>> start Given information
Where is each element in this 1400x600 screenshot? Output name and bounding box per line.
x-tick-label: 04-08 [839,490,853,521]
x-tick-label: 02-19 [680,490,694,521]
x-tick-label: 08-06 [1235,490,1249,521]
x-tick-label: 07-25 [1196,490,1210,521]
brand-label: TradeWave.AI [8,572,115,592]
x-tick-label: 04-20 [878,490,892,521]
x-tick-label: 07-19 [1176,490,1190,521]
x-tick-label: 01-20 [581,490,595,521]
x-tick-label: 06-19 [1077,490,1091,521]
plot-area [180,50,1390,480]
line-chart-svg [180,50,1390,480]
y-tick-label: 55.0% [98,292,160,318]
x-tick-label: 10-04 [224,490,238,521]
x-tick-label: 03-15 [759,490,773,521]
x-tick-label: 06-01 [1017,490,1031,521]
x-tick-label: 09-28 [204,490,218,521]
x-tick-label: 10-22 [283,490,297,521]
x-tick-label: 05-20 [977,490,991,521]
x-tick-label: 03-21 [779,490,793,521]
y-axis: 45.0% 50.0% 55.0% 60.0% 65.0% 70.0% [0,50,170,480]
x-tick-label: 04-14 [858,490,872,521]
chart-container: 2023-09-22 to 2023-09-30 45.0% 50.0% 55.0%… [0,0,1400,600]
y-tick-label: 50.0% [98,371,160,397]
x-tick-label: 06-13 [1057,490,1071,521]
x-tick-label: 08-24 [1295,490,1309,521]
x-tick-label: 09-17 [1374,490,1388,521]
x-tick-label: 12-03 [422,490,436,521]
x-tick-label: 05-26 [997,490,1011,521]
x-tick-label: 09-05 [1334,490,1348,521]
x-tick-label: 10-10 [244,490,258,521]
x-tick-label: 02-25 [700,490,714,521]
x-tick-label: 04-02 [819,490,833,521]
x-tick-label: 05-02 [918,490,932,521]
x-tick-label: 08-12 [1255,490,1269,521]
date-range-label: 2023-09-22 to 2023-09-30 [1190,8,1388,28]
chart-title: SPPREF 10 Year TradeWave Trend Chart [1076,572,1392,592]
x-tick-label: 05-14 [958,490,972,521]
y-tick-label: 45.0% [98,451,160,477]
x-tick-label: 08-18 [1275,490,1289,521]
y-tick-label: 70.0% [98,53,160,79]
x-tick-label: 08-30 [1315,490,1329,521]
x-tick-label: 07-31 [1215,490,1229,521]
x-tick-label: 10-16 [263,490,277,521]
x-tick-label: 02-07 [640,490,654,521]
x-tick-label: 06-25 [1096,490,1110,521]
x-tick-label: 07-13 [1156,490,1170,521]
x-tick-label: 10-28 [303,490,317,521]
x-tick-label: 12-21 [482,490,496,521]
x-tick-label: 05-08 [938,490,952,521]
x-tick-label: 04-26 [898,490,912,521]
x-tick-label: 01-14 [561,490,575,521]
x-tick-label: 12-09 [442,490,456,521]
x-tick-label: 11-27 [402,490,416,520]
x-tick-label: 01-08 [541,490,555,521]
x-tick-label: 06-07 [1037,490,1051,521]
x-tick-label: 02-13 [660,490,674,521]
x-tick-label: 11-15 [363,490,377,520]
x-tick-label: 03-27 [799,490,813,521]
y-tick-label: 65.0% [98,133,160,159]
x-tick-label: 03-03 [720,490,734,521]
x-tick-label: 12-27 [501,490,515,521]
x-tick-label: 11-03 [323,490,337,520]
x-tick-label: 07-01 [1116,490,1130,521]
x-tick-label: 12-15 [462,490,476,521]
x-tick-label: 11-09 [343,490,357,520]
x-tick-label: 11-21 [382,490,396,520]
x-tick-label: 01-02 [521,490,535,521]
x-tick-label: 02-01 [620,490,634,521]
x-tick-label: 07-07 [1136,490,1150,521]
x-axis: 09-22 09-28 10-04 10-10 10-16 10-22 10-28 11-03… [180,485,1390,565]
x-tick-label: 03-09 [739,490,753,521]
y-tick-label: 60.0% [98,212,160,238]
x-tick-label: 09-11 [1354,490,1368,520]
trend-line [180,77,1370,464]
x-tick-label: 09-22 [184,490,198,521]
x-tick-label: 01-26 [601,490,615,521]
>> end Given information
Challenge:
Display, copied in full, each line of the items above that contains the string "axis".

Exercise answer:
y-axis: 45.0% 50.0% 55.0% 60.0% 65.0% 70.0% [0,50,170,480]
x-axis: 09-22 09-28 10-04 10-10 10-16 10-22 10-28 11-03… [180,485,1390,565]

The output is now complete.